_DOCUMENT PASSAGE_:
What Is A Power Amp?
What does a power amp do? We all know the answer to this question in a rather intuitive, practical way, but most of us aren’t really sure of what happens inside. What a power amp does is to take the electrical current (AKA sound signal) sent to it and amplify it (add more current) so it can be played through speakers at a volume that is suitable for an audience.
Power amps can be a stand-alone piece of gear or are also commonly found inside powered mixers.
A popular power amp to check out is the Behringer Nx1000D
Here’s an overview of the NX1000D.
Power + Power = Disaster (The Golden Rule)
So, this is the part where it gets tricky; you have power in your active mixer and power in your active speakers. What happens if you plug power over power? Will the power multiply, will you blow everything up? well, no but you will indeed blow up one or maybe both pieces of equipment.
- This is a golden rule to remember when working with sound: you never plug a power amp into an active speaker.

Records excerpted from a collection
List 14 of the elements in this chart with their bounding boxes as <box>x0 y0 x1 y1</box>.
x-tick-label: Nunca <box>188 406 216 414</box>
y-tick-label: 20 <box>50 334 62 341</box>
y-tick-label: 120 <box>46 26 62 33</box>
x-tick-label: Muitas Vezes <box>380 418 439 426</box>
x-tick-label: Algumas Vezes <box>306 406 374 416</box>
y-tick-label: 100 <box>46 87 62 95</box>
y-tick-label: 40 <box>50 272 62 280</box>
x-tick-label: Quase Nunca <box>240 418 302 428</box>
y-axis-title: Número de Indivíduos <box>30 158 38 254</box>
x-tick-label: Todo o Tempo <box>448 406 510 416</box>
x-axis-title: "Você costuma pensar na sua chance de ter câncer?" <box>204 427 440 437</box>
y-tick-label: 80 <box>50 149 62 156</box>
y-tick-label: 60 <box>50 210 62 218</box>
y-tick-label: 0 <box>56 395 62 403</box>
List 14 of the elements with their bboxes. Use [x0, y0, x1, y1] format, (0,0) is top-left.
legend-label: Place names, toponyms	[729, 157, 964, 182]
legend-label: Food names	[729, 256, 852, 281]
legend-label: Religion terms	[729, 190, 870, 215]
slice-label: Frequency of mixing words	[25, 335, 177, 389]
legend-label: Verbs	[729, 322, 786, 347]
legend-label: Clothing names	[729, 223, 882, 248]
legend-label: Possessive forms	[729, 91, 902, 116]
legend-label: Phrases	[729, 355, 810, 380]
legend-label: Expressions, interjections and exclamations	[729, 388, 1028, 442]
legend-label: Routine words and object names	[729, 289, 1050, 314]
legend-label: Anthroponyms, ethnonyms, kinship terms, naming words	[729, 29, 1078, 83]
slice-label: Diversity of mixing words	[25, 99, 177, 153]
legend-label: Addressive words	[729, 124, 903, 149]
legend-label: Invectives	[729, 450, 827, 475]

_EXERCISES_:
[1] Answer these questions using the passage on power amps:
(a) What does a power amp add to the signal it receives?
(b) Besides being stand-alone gear, where are power amps commonly found?
(c) What is the golden rule for working with sound?
[2] Continue the passage on power amps from its last line.

_TASK-BY-TASK ANSWERS_:
[1]
(a) More current.
(b) Inside powered mixers.
(c) Never plug a power amp into an active speaker.

[2]
What happens is that the excess of current coming from the powered output reaching the input and getting the extra current from the loudspeaker amplifier can cause it to blow up. If you don’t want to fry your brand new acquisition or the active mixer you were plugging it into, then always follow the golden rule: POWER + POWER = DISASTER
Take a look at this informative YouTube video on active and passive speakers.
The Right Way To Connect A Power Amp To Active Speakers
Don’t be sad just yet, you didn’t spend that money in vain; there is a correct way of doing it. In fact, there are several case scenarios to do it right, let’s have a look at the most likely two:
- The mixer has more than one output (Great News)
If the active mixer you are currently using features more than one output, then you should go get the manual and
read it to see if there are any balanced, not amplified outputs in it.
Most modern consoles will have an UN-amplified line out that you can plug into your active speakers.
If you happen to have an active sub-woofer, for example, it will amp all the low frequencies while you can use the mixer power for the mid-range. Also, some mixers will have amplified outputs for the front and some line outs with no amplification for the monitoring (internal audio for the reference of the band or DJ).
The Mixer Is Passive
This is the best-case scenario because if this happens you can simply go from the mixer to the power amp to feed the passive speakers and to the active ones so they can do it by themselves.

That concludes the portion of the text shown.